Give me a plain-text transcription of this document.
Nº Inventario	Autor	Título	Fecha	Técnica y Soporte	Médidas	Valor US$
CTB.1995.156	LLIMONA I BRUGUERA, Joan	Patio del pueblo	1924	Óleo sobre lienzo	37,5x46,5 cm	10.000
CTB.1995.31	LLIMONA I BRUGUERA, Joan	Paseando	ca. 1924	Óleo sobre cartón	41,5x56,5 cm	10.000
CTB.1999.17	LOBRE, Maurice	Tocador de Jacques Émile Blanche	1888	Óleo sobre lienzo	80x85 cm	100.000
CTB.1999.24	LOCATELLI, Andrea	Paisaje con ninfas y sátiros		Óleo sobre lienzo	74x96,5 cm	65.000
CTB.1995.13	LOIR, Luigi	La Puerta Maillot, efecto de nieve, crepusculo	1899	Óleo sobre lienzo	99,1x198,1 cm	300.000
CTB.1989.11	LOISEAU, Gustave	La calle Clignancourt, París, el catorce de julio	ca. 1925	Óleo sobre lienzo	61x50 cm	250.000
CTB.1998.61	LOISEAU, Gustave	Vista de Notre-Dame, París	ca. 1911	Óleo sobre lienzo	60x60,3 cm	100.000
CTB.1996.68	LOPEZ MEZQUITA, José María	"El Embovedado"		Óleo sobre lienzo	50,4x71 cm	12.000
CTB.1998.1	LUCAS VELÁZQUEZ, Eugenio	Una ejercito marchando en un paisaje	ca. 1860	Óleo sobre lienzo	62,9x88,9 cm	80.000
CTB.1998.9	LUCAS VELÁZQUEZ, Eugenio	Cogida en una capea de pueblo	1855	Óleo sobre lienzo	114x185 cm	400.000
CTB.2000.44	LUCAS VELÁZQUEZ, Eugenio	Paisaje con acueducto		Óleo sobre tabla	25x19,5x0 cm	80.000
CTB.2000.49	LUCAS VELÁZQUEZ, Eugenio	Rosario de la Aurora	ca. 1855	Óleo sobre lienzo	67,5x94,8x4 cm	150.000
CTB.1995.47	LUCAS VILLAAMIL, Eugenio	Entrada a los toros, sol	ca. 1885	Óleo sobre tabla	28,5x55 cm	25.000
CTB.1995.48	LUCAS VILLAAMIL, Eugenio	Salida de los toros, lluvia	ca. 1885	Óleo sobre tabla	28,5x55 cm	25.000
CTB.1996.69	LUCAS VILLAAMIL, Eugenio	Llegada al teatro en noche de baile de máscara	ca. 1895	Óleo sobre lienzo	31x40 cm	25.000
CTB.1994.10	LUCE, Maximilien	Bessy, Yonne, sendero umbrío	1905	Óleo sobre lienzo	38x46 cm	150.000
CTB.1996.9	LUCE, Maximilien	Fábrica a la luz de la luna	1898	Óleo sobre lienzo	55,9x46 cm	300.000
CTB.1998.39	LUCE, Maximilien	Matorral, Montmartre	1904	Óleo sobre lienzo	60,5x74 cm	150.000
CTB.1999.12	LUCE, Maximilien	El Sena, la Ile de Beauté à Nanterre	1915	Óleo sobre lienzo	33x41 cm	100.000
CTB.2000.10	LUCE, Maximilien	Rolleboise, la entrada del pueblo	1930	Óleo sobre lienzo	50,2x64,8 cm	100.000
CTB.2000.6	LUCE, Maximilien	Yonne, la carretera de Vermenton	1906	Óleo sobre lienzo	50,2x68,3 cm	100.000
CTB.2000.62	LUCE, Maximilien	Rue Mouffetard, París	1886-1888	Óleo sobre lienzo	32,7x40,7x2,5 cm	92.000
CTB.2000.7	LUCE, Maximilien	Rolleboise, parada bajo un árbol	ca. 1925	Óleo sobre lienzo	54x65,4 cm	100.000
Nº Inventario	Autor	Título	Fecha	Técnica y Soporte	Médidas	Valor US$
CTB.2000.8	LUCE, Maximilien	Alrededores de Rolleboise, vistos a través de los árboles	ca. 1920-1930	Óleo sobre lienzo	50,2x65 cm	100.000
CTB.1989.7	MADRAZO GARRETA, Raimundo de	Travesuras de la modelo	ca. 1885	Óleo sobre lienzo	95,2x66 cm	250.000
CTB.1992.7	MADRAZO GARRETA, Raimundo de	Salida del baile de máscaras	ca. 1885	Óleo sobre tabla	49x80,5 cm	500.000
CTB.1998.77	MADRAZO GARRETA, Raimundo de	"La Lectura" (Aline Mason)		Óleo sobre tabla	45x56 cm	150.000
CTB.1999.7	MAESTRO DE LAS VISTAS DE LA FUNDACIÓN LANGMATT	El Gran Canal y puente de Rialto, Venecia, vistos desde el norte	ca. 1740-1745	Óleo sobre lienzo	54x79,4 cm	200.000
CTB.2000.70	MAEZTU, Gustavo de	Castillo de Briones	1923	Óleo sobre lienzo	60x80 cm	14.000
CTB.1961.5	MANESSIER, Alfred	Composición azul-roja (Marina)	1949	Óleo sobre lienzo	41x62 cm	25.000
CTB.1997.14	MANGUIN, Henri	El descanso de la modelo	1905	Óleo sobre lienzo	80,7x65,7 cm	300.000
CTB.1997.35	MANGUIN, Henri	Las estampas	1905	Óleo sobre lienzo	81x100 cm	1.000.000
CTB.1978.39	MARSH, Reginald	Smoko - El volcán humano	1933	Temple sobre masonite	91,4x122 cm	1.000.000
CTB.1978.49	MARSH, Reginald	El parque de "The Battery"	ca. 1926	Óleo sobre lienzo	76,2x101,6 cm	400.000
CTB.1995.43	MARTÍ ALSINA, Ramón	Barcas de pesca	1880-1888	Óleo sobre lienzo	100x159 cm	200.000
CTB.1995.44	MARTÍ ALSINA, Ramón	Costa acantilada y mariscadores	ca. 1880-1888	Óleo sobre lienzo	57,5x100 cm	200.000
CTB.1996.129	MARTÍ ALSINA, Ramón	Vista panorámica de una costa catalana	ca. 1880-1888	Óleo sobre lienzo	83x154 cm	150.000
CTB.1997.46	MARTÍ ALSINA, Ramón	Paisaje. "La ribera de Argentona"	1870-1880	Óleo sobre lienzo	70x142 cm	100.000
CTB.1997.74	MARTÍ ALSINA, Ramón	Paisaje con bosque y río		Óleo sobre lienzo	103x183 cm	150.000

⁂

### Instructions for the task
Copy every line of the listing where the word "Gustave" appears.

### Answer to the exercise
CTB.1989.11	LOISEAU, Gustave	La calle Clignancourt, París, el catorce de julio	ca. 1925	Óleo sobre lienzo	61x50 cm	250.000
CTB.1998.61	LOISEAU, Gustave	Vista de Notre-Dame, París	ca. 1911	Óleo sobre lienzo	60x60,3 cm	100.000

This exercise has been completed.